EXERCISE OBJECTIVE:
Please answer from the partition-table explanation below: what value should the boot indicator hold for an active partition?

It's very simple. In your image you have:
1. boot indicator (
0D)
2. beginning head, sector and cylinder (0A,42,4F)
3. system indicator (which is the filesystem) (
4F)
4. ending head, cilinder and sector (54,4D,47)
5. starting sector (52,20,69,73)
6. size of partition (20,63,6F,6D)
In the parentheses you have your values.
In red I marked possible errors as folows:
1. boot indicator is the byte that tells the bios if the partition is active or not. To be a valid partition it should contain 80 (for active) or 00 (for a non-os partition. example: for data storage)
2. system indicator is the filesystem type. If you would of had NTFS it should of been 07. As you can see in the
partition types
Strange that the filesystem ID is a duplicate of the last value.
Probably this was done by a program or by some HDD errors. Could be a bad block that was swapped with a fresh block but the data on it was lost. Thus the duplicate appeared. Just a theory...
My guess is that if you'll change the system indicator from 4F to 07 it will work as usual.
No. I meant CloneZilla is a linux based live cd. It will make a backup of your partition AS-IS (including any problems on it).
It's a hex editor. Should it show anything else than hex values?
TestDisk does exactly the same thing we're doing manually: correcting the mbr by editing its hex values. No one can guarantee that a program, any program will work without any consequences. That is why the standard answer always is: BACKUP YOUR DATA FIRST.
Everything is based on trial and error. Even for the smartest IT pro alive.

EXCERPTED DATA:
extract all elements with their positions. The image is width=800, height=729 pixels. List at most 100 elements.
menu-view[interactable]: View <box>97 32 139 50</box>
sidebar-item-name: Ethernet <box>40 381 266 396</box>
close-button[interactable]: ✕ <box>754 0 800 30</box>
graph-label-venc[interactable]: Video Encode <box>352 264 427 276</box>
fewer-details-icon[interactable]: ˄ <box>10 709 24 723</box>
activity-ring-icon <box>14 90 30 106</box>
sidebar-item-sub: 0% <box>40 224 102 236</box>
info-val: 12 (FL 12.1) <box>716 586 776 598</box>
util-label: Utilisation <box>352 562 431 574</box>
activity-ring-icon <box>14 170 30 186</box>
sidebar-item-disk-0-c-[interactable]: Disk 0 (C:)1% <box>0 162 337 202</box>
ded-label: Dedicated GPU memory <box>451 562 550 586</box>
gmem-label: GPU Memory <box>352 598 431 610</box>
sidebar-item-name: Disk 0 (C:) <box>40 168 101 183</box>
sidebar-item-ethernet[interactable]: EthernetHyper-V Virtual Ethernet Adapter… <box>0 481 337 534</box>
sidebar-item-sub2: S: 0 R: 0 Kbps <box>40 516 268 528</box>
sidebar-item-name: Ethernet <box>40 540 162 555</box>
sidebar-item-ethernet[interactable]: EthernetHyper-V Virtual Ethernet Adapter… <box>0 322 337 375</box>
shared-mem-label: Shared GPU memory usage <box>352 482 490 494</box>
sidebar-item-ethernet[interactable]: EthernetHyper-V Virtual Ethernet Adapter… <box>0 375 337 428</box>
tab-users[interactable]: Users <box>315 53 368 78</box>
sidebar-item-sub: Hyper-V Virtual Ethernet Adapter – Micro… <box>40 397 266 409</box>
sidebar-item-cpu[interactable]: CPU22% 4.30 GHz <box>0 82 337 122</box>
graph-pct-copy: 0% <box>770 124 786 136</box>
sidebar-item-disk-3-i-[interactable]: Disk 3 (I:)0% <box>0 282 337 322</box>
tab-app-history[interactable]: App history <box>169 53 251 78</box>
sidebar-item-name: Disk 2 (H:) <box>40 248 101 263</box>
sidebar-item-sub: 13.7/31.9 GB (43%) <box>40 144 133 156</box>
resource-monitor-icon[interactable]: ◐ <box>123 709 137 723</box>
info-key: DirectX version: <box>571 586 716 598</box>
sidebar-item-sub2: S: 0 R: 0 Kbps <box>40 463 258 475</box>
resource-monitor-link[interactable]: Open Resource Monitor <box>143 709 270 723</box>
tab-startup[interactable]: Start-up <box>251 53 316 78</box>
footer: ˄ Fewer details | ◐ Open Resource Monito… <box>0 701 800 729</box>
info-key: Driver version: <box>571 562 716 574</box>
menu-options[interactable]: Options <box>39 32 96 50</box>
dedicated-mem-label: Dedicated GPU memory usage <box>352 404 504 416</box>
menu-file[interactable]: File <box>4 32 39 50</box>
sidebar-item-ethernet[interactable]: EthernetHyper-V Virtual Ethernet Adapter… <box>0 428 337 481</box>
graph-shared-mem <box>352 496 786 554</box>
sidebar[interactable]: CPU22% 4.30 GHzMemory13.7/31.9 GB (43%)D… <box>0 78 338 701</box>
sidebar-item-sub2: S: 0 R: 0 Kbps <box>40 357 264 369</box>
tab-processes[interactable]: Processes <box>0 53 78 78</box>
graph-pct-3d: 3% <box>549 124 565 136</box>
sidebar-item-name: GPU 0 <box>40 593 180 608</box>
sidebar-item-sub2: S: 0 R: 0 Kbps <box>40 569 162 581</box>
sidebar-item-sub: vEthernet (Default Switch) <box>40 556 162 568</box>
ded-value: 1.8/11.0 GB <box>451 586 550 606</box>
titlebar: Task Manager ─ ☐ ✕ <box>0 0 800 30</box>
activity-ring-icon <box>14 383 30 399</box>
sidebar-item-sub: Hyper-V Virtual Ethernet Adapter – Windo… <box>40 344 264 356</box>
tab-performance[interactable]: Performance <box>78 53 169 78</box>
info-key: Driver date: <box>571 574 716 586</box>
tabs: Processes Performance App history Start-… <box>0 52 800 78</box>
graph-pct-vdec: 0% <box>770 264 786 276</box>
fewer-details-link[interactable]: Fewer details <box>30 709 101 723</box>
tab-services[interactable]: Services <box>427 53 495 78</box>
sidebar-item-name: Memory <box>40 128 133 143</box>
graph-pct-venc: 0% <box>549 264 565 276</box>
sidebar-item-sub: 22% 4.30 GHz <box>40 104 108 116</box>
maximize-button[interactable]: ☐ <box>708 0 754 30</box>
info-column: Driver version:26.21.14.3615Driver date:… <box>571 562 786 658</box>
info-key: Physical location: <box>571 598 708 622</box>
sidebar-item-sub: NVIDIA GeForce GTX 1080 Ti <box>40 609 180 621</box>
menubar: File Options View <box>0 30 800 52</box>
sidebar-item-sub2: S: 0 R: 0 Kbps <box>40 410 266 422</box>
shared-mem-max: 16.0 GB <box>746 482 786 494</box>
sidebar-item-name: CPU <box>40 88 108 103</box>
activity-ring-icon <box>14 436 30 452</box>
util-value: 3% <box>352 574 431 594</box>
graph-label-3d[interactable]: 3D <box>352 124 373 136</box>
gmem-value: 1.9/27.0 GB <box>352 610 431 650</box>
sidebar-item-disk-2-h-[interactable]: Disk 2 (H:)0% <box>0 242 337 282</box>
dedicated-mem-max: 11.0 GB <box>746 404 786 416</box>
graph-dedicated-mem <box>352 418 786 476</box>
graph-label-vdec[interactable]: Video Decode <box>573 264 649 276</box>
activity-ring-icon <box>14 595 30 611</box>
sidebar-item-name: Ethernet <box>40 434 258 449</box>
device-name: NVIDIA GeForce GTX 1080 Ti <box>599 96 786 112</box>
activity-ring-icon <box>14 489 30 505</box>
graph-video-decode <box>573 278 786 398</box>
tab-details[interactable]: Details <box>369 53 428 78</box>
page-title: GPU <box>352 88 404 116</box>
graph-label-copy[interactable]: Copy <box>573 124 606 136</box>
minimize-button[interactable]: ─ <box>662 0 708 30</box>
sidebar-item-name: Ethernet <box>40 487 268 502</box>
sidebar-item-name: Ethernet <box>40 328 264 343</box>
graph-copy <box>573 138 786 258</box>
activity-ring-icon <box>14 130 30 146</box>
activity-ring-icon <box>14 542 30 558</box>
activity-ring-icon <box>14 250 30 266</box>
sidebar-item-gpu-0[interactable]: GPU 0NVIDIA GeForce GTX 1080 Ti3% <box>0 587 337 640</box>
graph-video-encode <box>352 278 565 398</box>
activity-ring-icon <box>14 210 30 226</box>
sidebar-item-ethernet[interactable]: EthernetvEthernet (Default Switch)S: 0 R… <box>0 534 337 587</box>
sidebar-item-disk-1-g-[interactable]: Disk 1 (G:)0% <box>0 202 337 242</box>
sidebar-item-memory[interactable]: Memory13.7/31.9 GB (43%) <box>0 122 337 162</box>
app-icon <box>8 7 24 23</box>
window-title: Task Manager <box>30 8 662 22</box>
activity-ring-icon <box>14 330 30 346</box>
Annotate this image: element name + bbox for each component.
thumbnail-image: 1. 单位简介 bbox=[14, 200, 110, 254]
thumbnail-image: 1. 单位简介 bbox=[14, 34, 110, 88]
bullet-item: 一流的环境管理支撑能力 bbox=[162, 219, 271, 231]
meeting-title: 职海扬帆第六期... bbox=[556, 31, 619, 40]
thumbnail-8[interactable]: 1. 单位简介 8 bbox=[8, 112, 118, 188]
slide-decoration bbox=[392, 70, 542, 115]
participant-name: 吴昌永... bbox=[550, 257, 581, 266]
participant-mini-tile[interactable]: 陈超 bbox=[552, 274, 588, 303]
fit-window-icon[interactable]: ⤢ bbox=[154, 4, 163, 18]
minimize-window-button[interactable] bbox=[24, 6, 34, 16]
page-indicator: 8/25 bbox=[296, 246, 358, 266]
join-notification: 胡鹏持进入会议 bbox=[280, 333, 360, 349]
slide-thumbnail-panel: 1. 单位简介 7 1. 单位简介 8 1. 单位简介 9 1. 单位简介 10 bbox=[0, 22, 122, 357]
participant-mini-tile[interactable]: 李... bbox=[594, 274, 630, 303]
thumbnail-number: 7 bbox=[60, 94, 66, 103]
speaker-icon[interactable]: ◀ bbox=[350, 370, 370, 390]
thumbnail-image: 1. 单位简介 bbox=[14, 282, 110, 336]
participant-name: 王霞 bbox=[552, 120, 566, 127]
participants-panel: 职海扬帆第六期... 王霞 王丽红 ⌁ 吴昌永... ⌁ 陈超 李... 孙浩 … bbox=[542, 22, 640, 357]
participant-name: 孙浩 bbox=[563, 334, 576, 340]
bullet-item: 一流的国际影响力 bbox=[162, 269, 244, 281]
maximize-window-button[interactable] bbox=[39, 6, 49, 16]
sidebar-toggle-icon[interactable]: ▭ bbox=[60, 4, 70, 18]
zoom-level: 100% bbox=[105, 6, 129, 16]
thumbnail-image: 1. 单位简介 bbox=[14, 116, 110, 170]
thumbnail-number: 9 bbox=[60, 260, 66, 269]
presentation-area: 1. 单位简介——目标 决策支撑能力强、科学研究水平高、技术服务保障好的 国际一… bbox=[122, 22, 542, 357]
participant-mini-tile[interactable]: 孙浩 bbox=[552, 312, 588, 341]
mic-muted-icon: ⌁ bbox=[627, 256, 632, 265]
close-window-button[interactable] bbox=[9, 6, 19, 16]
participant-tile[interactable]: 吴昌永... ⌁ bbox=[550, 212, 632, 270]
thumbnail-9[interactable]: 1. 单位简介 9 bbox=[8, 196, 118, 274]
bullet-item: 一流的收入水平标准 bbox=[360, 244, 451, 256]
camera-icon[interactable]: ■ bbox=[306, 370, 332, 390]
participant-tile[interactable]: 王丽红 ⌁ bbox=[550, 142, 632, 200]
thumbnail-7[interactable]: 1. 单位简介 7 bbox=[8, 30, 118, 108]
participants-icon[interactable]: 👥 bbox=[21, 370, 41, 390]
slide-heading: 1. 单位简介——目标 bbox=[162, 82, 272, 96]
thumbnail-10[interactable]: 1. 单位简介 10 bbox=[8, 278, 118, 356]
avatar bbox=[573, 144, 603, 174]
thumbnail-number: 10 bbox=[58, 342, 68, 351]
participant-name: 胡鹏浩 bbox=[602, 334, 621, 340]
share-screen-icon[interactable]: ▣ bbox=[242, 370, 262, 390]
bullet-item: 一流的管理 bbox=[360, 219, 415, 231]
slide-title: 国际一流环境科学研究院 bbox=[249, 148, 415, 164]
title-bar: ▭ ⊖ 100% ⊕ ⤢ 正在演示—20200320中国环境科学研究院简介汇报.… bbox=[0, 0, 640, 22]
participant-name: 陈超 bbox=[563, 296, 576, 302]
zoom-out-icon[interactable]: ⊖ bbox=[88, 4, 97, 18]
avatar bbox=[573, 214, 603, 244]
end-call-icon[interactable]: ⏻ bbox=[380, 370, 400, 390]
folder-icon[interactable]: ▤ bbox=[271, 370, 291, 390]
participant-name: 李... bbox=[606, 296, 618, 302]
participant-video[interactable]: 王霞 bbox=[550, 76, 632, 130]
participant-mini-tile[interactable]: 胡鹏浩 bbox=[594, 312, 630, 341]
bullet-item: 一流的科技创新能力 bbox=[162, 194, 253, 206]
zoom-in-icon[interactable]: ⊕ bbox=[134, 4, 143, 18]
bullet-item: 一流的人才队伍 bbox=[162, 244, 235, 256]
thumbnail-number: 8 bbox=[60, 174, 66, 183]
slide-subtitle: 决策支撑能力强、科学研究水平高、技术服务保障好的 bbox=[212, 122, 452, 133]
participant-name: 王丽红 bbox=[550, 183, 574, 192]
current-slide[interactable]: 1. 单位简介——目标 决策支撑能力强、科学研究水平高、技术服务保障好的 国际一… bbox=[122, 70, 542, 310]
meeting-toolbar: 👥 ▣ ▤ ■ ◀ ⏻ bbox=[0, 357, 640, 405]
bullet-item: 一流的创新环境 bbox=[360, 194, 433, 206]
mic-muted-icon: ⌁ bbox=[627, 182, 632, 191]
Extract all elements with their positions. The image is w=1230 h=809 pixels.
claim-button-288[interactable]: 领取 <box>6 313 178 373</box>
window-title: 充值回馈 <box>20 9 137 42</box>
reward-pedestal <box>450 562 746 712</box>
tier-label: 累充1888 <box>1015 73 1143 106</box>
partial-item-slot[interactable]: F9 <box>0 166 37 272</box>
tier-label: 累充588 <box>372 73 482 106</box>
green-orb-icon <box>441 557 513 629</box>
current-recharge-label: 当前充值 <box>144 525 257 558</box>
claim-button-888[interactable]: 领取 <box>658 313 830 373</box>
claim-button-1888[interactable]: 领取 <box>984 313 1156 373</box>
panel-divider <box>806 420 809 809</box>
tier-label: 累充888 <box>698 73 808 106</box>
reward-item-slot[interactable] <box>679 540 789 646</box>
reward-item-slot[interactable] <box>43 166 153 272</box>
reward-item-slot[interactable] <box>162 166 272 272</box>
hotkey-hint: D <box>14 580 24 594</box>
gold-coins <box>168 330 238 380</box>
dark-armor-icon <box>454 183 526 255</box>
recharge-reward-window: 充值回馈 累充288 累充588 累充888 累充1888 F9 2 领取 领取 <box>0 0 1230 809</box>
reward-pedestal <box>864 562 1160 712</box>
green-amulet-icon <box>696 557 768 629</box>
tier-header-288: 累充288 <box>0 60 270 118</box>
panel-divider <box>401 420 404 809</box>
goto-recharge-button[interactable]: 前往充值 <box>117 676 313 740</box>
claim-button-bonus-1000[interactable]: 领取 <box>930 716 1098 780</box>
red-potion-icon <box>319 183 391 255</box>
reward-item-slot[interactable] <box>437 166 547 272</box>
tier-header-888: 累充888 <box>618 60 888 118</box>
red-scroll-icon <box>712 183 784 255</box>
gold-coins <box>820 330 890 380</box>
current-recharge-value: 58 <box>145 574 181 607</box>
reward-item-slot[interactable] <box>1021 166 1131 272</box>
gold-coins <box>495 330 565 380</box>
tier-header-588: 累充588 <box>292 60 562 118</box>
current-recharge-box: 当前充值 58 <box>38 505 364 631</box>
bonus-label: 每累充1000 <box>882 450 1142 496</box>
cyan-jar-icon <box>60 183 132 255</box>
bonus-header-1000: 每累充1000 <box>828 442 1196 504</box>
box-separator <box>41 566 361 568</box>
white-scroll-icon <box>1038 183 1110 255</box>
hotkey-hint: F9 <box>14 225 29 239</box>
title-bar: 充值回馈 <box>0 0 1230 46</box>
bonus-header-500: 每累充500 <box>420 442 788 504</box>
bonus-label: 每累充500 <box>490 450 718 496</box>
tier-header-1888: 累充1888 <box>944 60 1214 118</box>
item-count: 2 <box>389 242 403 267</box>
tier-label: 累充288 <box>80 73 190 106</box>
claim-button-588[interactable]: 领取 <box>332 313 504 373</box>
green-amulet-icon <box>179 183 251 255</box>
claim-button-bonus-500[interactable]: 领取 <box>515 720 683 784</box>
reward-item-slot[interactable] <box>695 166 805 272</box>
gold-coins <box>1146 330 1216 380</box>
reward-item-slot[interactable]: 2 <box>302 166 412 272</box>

TASK SOLUTION:
80